▸ What is being asked
Write out all of the lines below, exactly and completely.
____
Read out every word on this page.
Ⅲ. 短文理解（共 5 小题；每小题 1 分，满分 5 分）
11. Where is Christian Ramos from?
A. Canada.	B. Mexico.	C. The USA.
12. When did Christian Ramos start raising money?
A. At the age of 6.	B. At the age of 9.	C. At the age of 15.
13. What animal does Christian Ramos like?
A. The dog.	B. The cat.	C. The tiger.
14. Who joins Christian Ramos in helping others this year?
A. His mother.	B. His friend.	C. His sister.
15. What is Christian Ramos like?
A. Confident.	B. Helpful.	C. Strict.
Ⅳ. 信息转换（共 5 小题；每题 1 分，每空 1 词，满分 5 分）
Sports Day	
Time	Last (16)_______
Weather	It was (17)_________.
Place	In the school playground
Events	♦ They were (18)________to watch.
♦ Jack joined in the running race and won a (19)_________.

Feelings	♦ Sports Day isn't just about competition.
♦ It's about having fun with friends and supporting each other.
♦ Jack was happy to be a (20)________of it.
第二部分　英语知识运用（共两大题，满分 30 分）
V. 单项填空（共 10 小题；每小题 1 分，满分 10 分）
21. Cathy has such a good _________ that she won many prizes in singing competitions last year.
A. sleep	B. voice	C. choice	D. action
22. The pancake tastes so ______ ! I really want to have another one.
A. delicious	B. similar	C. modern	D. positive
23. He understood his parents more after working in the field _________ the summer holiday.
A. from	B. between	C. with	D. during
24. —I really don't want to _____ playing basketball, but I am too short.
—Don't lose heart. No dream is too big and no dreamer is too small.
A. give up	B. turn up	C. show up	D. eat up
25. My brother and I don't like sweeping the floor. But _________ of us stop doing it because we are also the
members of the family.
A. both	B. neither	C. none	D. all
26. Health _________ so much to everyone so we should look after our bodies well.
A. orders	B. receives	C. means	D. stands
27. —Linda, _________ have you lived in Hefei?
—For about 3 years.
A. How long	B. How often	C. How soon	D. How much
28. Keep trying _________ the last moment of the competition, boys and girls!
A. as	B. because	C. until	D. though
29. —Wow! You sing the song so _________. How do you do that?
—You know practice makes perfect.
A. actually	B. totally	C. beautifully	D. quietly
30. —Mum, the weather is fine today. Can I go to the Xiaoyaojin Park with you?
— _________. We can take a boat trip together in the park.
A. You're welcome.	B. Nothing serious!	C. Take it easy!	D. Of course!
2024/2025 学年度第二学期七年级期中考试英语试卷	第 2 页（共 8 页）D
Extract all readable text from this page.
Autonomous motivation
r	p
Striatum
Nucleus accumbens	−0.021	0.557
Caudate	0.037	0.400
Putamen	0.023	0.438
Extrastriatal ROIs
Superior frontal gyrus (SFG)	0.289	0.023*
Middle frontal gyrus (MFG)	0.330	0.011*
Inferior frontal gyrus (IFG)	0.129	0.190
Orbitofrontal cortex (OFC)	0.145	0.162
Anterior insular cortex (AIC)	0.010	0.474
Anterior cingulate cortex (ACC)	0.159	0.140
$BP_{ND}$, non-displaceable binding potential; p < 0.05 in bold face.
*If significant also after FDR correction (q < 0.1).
____
▸ Task response
Read out every word on this page.
Ⅲ. 短文理解（共 5 小题；每小题 1 分，满分 5 分）
11. Where is Christian Ramos from?
A. Canada.	B. Mexico.	C. The USA.
12. When did Christian Ramos start raising money?
A. At the age of 6.	B. At the age of 9.	C. At the age of 15.
13. What animal does Christian Ramos like?
A. The dog.	B. The cat.	C. The tiger.
14. Who joins Christian Ramos in helping others this year?
A. His mother.	B. His friend.	C. His sister.
15. What is Christian Ramos like?
A. Confident.	B. Helpful.	C. Strict.
Ⅳ. 信息转换（共 5 小题；每题 1 分，每空 1 词，满分 5 分）
Sports Day	
Time	Last (16)_______
Weather	It was (17)_________.
Place	In the school playground
Events	♦ They were (18)________to watch.
♦ Jack joined in the running race and won a (19)_________.

Feelings	♦ Sports Day isn't just about competition.
♦ It's about having fun with friends and supporting each other.
♦ Jack was happy to be a (20)________of it.
第二部分　英语知识运用（共两大题，满分 30 分）
V. 单项填空（共 10 小题；每小题 1 分，满分 10 分）
21. Cathy has such a good _________ that she won many prizes in singing competitions last year.
A. sleep	B. voice	C. choice	D. action
22. The pancake tastes so ______ ! I really want to have another one.
A. delicious	B. similar	C. modern	D. positive
23. He understood his parents more after working in the field _________ the summer holiday.
A. from	B. between	C. with	D. during
24. —I really don't want to _____ playing basketball, but I am too short.
—Don't lose heart. No dream is too big and no dreamer is too small.
A. give up	B. turn up	C. show up	D. eat up
25. My brother and I don't like sweeping the floor. But _________ of us stop doing it because we are also the
members of the family.
A. both	B. neither	C. none	D. all
26. Health _________ so much to everyone so we should look after our bodies well.
A. orders	B. receives	C. means	D. stands
27. —Linda, _________ have you lived in Hefei?
—For about 3 years.
A. How long	B. How often	C. How soon	D. How much
28. Keep trying _________ the last moment of the competition, boys and girls!
A. as	B. because	C. until	D. though
29. —Wow! You sing the song so _________. How do you do that?
—You know practice makes perfect.
A. actually	B. totally	C. beautifully	D. quietly
30. —Mum, the weather is fine today. Can I go to the Xiaoyaojin Park with you?
— _________. We can take a boat trip together in the park.
A. You're welcome.	B. Nothing serious!	C. Take it easy!	D. Of course!
2024/2025 学年度第二学期七年级期中考试英语试卷	第 2 页（共 8 页）D
Extract all readable text from this page.
Autonomous motivation
r	p
Striatum
Nucleus accumbens	−0.021	0.557
Caudate	0.037	0.400
Putamen	0.023	0.438
Extrastriatal ROIs
Superior frontal gyrus (SFG)	0.289	0.023*
Middle frontal gyrus (MFG)	0.330	0.011*
Inferior frontal gyrus (IFG)	0.129	0.190
Orbitofrontal cortex (OFC)	0.145	0.162
Anterior insular cortex (AIC)	0.010	0.474
Anterior cingulate cortex (ACC)	0.159	0.140
$BP_{ND}$, non-displaceable binding potential; p < 0.05 in bold face.
*If significant also after FDR correction (q < 0.1).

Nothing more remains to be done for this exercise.